____ DATASET RECORDS

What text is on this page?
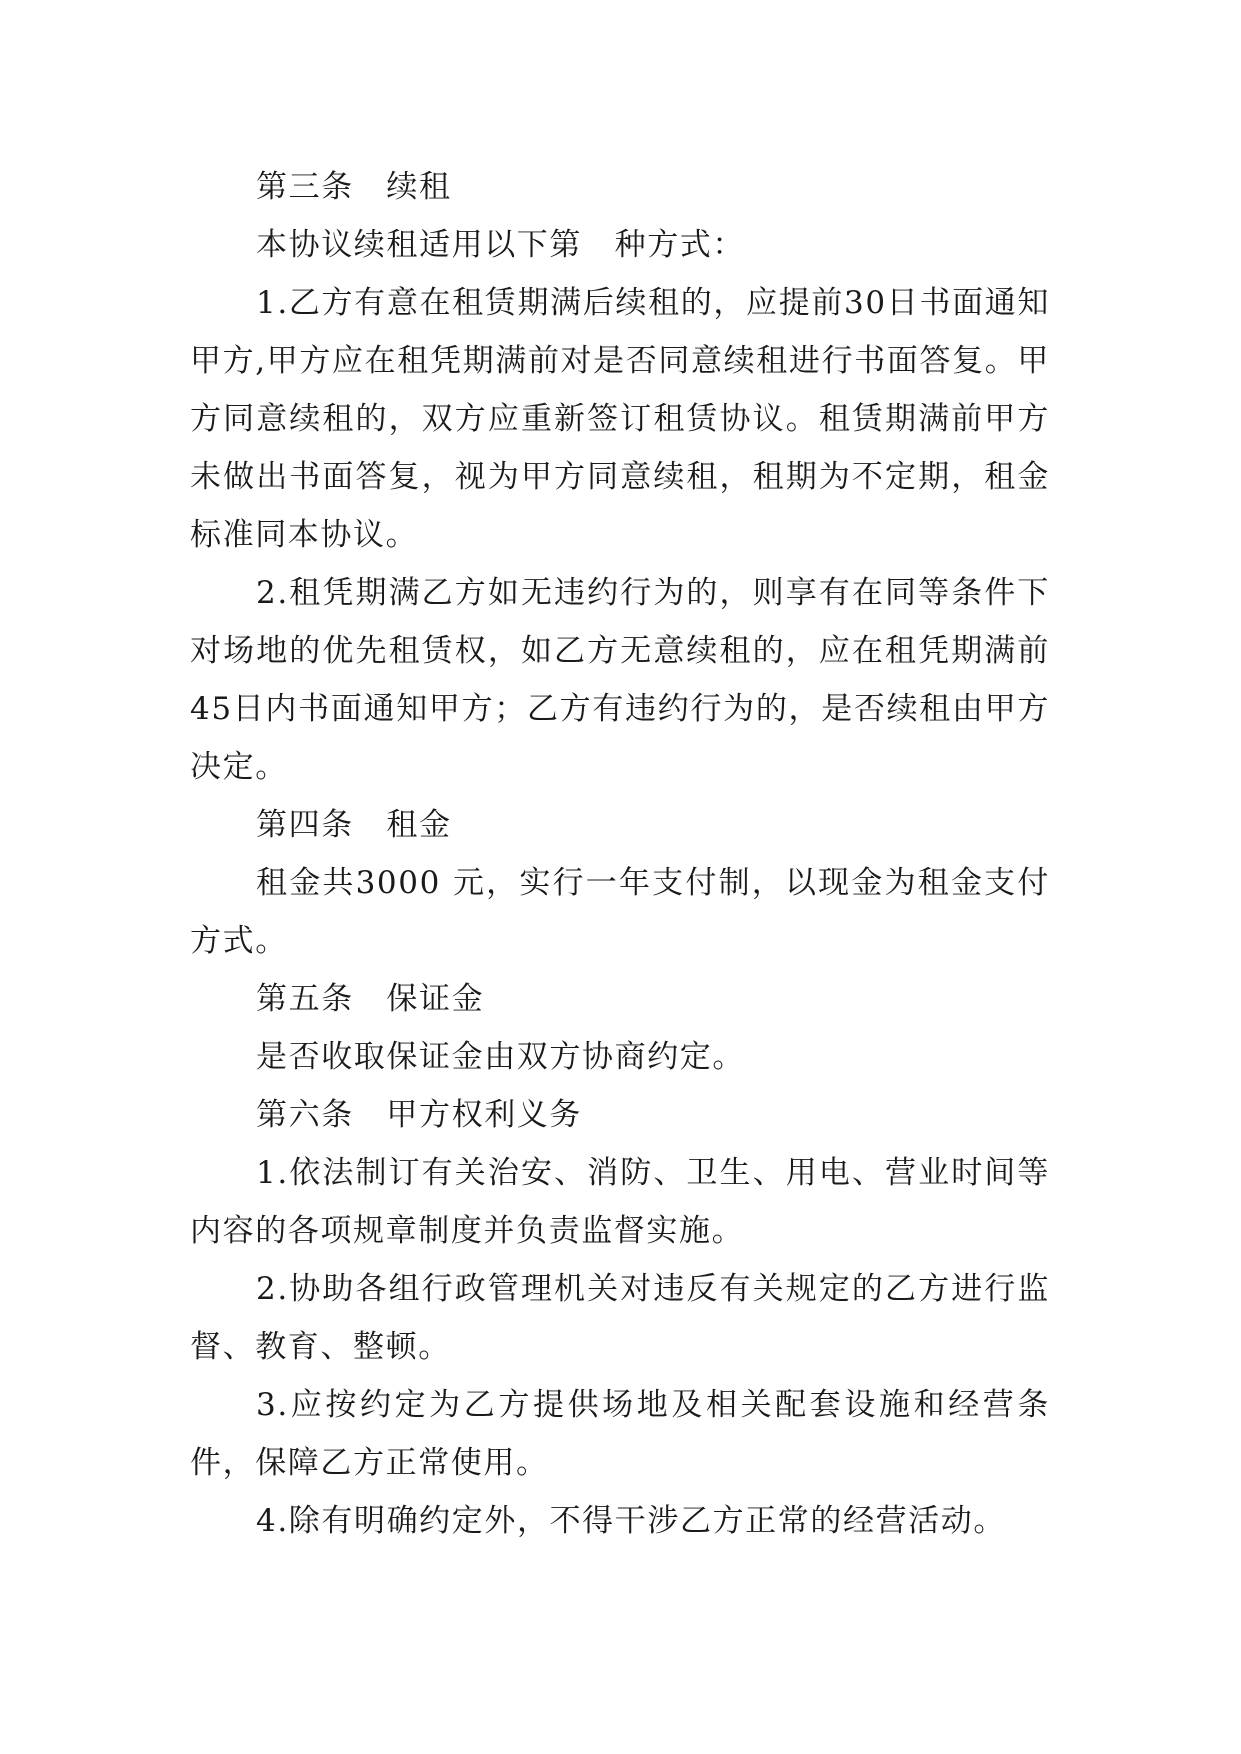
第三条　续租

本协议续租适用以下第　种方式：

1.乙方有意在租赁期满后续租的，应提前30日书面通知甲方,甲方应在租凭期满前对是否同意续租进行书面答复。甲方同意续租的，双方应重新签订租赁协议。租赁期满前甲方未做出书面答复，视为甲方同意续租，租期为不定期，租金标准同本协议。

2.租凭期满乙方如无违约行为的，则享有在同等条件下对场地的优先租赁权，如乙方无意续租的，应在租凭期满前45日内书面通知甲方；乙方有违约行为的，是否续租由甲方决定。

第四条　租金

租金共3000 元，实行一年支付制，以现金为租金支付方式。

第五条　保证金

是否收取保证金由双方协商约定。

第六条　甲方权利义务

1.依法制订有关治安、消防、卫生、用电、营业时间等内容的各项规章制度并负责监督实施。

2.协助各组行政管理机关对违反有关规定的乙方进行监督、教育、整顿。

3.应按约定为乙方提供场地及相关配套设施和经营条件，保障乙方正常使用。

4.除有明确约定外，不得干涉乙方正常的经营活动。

________
____ DATASET RECORDS

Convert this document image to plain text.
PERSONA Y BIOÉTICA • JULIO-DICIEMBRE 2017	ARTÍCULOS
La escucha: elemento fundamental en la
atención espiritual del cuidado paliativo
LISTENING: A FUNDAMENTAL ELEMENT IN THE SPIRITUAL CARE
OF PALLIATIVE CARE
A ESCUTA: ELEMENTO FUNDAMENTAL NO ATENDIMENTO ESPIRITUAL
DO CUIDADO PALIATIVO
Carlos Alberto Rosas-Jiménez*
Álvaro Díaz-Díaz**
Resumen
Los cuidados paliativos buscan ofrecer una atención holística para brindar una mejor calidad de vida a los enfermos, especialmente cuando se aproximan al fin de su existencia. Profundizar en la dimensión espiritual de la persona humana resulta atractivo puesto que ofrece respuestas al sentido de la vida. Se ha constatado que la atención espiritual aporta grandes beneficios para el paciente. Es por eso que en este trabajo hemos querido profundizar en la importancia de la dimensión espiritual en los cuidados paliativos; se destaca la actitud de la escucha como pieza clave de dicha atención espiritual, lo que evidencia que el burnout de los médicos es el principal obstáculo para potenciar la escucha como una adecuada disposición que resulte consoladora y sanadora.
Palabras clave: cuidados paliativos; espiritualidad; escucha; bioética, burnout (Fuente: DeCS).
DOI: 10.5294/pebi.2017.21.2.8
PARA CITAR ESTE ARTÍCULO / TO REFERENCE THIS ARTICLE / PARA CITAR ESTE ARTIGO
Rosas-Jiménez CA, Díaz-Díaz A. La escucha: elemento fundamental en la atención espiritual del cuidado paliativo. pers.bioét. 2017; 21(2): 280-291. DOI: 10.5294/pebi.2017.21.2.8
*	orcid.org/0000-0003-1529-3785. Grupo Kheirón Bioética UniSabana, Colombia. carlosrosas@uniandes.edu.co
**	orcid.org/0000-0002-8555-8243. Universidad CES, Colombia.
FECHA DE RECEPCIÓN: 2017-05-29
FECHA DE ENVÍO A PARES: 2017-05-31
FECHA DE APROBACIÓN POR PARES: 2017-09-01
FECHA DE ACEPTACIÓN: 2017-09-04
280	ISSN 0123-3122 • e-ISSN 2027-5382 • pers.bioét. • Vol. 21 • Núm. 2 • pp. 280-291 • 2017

________
____ DATASET RECORDS

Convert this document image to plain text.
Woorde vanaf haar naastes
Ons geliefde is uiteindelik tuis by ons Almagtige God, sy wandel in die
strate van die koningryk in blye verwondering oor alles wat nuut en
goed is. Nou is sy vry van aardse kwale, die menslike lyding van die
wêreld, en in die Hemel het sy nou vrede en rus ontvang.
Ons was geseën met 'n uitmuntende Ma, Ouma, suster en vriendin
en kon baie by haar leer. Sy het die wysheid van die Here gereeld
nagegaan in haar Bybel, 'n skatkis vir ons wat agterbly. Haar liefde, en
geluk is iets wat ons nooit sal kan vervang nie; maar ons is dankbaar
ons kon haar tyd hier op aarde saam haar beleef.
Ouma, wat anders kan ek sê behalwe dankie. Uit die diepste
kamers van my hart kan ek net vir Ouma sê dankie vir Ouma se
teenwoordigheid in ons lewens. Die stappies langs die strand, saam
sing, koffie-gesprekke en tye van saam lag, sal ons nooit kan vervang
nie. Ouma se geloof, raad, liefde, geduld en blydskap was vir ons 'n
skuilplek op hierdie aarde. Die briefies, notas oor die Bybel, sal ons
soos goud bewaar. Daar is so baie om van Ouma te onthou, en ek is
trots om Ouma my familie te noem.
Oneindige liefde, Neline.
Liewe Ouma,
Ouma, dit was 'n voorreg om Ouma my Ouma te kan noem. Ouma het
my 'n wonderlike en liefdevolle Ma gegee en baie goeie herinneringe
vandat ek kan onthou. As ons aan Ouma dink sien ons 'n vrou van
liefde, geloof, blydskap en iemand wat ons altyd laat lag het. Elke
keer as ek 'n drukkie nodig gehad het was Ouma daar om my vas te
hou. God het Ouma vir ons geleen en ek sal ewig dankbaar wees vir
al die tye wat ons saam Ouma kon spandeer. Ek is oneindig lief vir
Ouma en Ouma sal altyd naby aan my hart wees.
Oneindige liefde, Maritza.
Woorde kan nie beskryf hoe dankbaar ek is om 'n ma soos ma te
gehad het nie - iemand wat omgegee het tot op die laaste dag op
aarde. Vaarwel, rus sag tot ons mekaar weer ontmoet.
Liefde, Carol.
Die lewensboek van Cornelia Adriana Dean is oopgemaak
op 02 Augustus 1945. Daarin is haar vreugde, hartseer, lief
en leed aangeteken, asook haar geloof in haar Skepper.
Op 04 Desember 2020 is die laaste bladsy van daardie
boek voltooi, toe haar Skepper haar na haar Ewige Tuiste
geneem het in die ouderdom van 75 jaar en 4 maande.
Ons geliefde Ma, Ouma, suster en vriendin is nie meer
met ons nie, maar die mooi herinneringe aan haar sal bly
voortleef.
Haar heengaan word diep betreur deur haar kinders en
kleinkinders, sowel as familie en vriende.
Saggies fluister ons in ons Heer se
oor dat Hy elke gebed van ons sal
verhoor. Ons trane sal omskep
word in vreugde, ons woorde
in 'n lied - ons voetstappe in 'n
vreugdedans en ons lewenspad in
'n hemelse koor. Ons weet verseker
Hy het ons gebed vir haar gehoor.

________

_WRITTEN INSTRUCTION_
Only lines with the string "familie" belong in your answer; copy each one.

_ANSWER FOR THIS EXERCISE_
trots om Ouma my familie te noem.
kleinkinders, sowel as familie en vriende.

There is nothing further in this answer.